Exercise details – Which lines hold the word "fuel"? Show each of them.

Some records –
▬▬▬▬▬▬▬▬▬▬
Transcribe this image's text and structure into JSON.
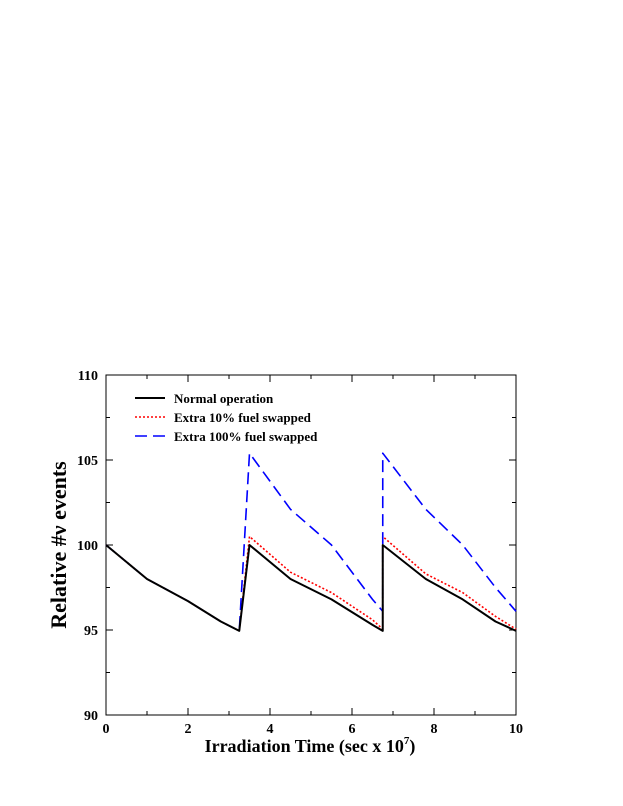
{
  "chart_data": {
    "type": "line",
    "title": "",
    "xlabel": "Irradiation Time (sec x 10",
    "xlabel_sup": "7",
    "xlabel_close": ")",
    "ylabel": "Relative #ν events",
    "xlim": [
      0,
      10
    ],
    "ylim": [
      90,
      110
    ],
    "xticks": [
      0,
      2,
      4,
      6,
      8,
      10
    ],
    "xtick_labels": [
      "0",
      "2",
      "4",
      "6",
      "8",
      "10"
    ],
    "yticks": [
      90,
      95,
      100,
      105,
      110
    ],
    "ytick_labels": [
      "90",
      "95",
      "100",
      "105",
      "110"
    ],
    "grid": false,
    "legend_position": "top-left",
    "series": [
      {
        "name": "Normal operation",
        "color": "#000000",
        "style": "solid",
        "x": [
          0,
          1.0,
          2.0,
          2.8,
          3.25,
          3.5,
          4.5,
          5.5,
          6.5,
          6.75,
          6.75,
          7.8,
          8.7,
          9.5,
          10.0
        ],
        "y": [
          100,
          98.0,
          96.7,
          95.5,
          94.95,
          100.0,
          98.0,
          96.8,
          95.3,
          94.95,
          100.0,
          98.0,
          96.8,
          95.5,
          94.95
        ]
      },
      {
        "name": "Extra 10% fuel swapped",
        "color": "#ff0000",
        "style": "dotted",
        "x": [
          0,
          1.0,
          2.0,
          2.8,
          3.25,
          3.5,
          4.5,
          5.5,
          6.5,
          6.75,
          6.75,
          7.8,
          8.7,
          9.5,
          10.0
        ],
        "y": [
          100,
          98.0,
          96.7,
          95.5,
          94.95,
          100.5,
          98.4,
          97.2,
          95.6,
          95.05,
          100.5,
          98.3,
          97.2,
          95.8,
          95.05
        ]
      },
      {
        "name": "Extra 100% fuel swapped",
        "color": "#0000ff",
        "style": "dashed",
        "x": [
          0,
          1.0,
          2.0,
          2.8,
          3.25,
          3.5,
          4.5,
          5.5,
          6.5,
          6.75,
          6.75,
          7.8,
          8.7,
          9.5,
          10.0
        ],
        "y": [
          100,
          98.0,
          96.7,
          95.5,
          94.95,
          105.4,
          102.1,
          100.0,
          96.8,
          96.1,
          105.4,
          102.1,
          100.0,
          97.5,
          96.1
        ]
      }
    ]
  }
}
▬▬▬▬▬▬▬▬▬▬
The answer –
        "name": "Extra 10% fuel swapped",
        "name": "Extra 100% fuel swapped",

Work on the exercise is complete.